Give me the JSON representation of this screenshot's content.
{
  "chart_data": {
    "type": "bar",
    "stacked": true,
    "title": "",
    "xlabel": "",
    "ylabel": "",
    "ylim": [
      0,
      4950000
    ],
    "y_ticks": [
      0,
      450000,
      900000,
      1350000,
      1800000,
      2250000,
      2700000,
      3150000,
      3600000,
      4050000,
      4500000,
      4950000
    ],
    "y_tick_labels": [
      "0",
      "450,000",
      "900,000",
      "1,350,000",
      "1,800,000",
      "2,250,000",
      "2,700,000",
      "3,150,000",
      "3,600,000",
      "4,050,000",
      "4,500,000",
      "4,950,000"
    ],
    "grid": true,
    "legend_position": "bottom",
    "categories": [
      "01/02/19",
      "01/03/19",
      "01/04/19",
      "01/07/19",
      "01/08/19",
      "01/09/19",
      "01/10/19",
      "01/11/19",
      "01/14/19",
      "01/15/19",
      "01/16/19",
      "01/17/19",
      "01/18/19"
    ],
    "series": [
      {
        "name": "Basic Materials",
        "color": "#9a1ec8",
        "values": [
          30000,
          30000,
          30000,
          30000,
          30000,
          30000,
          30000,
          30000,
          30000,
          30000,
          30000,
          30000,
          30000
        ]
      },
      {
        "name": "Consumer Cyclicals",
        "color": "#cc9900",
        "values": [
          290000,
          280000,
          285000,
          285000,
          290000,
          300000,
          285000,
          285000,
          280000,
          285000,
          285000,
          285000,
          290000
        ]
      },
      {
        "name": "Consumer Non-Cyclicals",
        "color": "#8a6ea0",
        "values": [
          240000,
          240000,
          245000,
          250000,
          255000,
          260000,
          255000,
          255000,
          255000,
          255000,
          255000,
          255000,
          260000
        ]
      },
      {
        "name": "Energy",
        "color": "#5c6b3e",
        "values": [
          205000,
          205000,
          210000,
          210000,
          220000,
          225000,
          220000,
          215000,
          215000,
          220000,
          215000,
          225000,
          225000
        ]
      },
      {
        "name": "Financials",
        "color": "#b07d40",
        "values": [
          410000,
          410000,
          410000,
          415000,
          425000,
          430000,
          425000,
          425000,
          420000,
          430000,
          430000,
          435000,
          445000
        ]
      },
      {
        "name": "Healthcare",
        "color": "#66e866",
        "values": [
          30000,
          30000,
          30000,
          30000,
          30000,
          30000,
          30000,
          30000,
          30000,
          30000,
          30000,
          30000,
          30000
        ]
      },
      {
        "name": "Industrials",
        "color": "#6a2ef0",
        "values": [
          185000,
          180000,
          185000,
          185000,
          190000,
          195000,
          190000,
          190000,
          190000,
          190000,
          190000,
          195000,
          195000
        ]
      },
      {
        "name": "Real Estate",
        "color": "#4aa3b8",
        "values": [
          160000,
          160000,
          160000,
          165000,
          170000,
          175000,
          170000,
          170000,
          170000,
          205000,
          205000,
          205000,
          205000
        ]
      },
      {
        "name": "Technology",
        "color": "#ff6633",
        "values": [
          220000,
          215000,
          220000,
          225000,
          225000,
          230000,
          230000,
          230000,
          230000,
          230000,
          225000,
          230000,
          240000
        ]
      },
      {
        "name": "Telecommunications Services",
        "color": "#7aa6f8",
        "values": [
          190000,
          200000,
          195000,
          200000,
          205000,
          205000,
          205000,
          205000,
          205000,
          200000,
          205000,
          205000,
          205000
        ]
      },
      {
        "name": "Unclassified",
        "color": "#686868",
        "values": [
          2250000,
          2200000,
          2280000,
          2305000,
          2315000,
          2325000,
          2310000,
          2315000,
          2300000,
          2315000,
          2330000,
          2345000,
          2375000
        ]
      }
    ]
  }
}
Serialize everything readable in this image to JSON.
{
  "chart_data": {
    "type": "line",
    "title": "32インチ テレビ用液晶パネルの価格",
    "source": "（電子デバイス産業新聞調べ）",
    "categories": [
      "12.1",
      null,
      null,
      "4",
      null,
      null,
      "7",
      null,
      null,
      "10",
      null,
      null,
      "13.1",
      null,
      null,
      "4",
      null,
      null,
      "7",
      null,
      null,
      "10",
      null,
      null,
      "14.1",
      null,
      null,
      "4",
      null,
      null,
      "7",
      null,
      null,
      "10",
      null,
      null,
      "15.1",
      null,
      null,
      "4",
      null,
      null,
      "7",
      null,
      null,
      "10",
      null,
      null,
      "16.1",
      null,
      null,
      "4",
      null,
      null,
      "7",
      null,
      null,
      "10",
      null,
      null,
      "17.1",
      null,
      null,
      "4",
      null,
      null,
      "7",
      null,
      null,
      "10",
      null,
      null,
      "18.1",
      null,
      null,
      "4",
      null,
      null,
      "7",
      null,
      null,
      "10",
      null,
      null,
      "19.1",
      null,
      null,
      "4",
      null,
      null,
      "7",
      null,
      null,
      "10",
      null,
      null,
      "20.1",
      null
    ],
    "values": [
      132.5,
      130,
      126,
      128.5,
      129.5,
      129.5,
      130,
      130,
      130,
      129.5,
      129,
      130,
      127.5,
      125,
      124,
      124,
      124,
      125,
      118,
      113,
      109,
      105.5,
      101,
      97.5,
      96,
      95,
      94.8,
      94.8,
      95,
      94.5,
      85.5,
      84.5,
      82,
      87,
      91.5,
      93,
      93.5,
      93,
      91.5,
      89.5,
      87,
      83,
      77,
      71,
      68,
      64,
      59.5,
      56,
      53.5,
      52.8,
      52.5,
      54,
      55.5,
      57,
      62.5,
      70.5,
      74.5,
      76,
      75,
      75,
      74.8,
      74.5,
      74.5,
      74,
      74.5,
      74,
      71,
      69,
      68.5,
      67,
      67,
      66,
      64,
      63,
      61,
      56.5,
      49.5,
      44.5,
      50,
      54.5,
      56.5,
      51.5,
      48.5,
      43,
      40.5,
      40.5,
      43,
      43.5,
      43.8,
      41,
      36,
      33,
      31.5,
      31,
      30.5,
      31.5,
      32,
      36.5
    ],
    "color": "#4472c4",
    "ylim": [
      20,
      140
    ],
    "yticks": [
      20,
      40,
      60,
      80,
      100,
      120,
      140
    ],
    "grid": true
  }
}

---------------

* [WHAT NEEDS TO BE DONE] Copy the data above exactly. Every line must be included.

* [ANSWER TO THIS EXERCISE]
Give me the JSON representation of this screenshot's content.
{
  "chart_data": {
    "type": "bar",
    "stacked": true,
    "title": "",
    "xlabel": "",
    "ylabel": "",
    "ylim": [
      0,
      4950000
    ],
    "y_ticks": [
      0,
      450000,
      900000,
      1350000,
      1800000,
      2250000,
      2700000,
      3150000,
      3600000,
      4050000,
      4500000,
      4950000
    ],
    "y_tick_labels": [
      "0",
      "450,000",
      "900,000",
      "1,350,000",
      "1,800,000",
      "2,250,000",
      "2,700,000",
      "3,150,000",
      "3,600,000",
      "4,050,000",
      "4,500,000",
      "4,950,000"
    ],
    "grid": true,
    "legend_position": "bottom",
    "categories": [
      "01/02/19",
      "01/03/19",
      "01/04/19",
      "01/07/19",
      "01/08/19",
      "01/09/19",
      "01/10/19",
      "01/11/19",
      "01/14/19",
      "01/15/19",
      "01/16/19",
      "01/17/19",
      "01/18/19"
    ],
    "series": [
      {
        "name": "Basic Materials",
        "color": "#9a1ec8",
        "values": [
          30000,
          30000,
          30000,
          30000,
          30000,
          30000,
          30000,
          30000,
          30000,
          30000,
          30000,
          30000,
          30000
        ]
      },
      {
        "name": "Consumer Cyclicals",
        "color": "#cc9900",
        "values": [
          290000,
          280000,
          285000,
          285000,
          290000,
          300000,
          285000,
          285000,
          280000,
          285000,
          285000,
          285000,
          290000
        ]
      },
      {
        "name": "Consumer Non-Cyclicals",
        "color": "#8a6ea0",
        "values": [
          240000,
          240000,
          245000,
          250000,
          255000,
          260000,
          255000,
          255000,
          255000,
          255000,
          255000,
          255000,
          260000
        ]
      },
      {
        "name": "Energy",
        "color": "#5c6b3e",
        "values": [
          205000,
          205000,
          210000,
          210000,
          220000,
          225000,
          220000,
          215000,
          215000,
          220000,
          215000,
          225000,
          225000
        ]
      },
      {
        "name": "Financials",
        "color": "#b07d40",
        "values": [
          410000,
          410000,
          410000,
          415000,
          425000,
          430000,
          425000,
          425000,
          420000,
          430000,
          430000,
          435000,
          445000
        ]
      },
      {
        "name": "Healthcare",
        "color": "#66e866",
        "values": [
          30000,
          30000,
          30000,
          30000,
          30000,
          30000,
          30000,
          30000,
          30000,
          30000,
          30000,
          30000,
          30000
        ]
      },
      {
        "name": "Industrials",
        "color": "#6a2ef0",
        "values": [
          185000,
          180000,
          185000,
          185000,
          190000,
          195000,
          190000,
          190000,
          190000,
          190000,
          190000,
          195000,
          195000
        ]
      },
      {
        "name": "Real Estate",
        "color": "#4aa3b8",
        "values": [
          160000,
          160000,
          160000,
          165000,
          170000,
          175000,
          170000,
          170000,
          170000,
          205000,
          205000,
          205000,
          205000
        ]
      },
      {
        "name": "Technology",
        "color": "#ff6633",
        "values": [
          220000,
          215000,
          220000,
          225000,
          225000,
          230000,
          230000,
          230000,
          230000,
          230000,
          225000,
          230000,
          240000
        ]
      },
      {
        "name": "Telecommunications Services",
        "color": "#7aa6f8",
        "values": [
          190000,
          200000,
          195000,
          200000,
          205000,
          205000,
          205000,
          205000,
          205000,
          200000,
          205000,
          205000,
          205000
        ]
      },
      {
        "name": "Unclassified",
        "color": "#686868",
        "values": [
          2250000,
          2200000,
          2280000,
          2305000,
          2315000,
          2325000,
          2310000,
          2315000,
          2300000,
          2315000,
          2330000,
          2345000,
          2375000
        ]
      }
    ]
  }
}
Serialize everything readable in this image to JSON.
{
  "chart_data": {
    "type": "line",
    "title": "32インチ テレビ用液晶パネルの価格",
    "source": "（電子デバイス産業新聞調べ）",
    "categories": [
      "12.1",
      null,
      null,
      "4",
      null,
      null,
      "7",
      null,
      null,
      "10",
      null,
      null,
      "13.1",
      null,
      null,
      "4",
      null,
      null,
      "7",
      null,
      null,
      "10",
      null,
      null,
      "14.1",
      null,
      null,
      "4",
      null,
      null,
      "7",
      null,
      null,
      "10",
      null,
      null,
      "15.1",
      null,
      null,
      "4",
      null,
      null,
      "7",
      null,
      null,
      "10",
      null,
      null,
      "16.1",
      null,
      null,
      "4",
      null,
      null,
      "7",
      null,
      null,
      "10",
      null,
      null,
      "17.1",
      null,
      null,
      "4",
      null,
      null,
      "7",
      null,
      null,
      "10",
      null,
      null,
      "18.1",
      null,
      null,
      "4",
      null,
      null,
      "7",
      null,
      null,
      "10",
      null,
      null,
      "19.1",
      null,
      null,
      "4",
      null,
      null,
      "7",
      null,
      null,
      "10",
      null,
      null,
      "20.1",
      null
    ],
    "values": [
      132.5,
      130,
      126,
      128.5,
      129.5,
      129.5,
      130,
      130,
      130,
      129.5,
      129,
      130,
      127.5,
      125,
      124,
      124,
      124,
      125,
      118,
      113,
      109,
      105.5,
      101,
      97.5,
      96,
      95,
      94.8,
      94.8,
      95,
      94.5,
      85.5,
      84.5,
      82,
      87,
      91.5,
      93,
      93.5,
      93,
      91.5,
      89.5,
      87,
      83,
      77,
      71,
      68,
      64,
      59.5,
      56,
      53.5,
      52.8,
      52.5,
      54,
      55.5,
      57,
      62.5,
      70.5,
      74.5,
      76,
      75,
      75,
      74.8,
      74.5,
      74.5,
      74,
      74.5,
      74,
      71,
      69,
      68.5,
      67,
      67,
      66,
      64,
      63,
      61,
      56.5,
      49.5,
      44.5,
      50,
      54.5,
      56.5,
      51.5,
      48.5,
      43,
      40.5,
      40.5,
      43,
      43.5,
      43.8,
      41,
      36,
      33,
      31.5,
      31,
      30.5,
      31.5,
      32,
      36.5
    ],
    "color": "#4472c4",
    "ylim": [
      20,
      140
    ],
    "yticks": [
      20,
      40,
      60,
      80,
      100,
      120,
      140
    ],
    "grid": true
  }
}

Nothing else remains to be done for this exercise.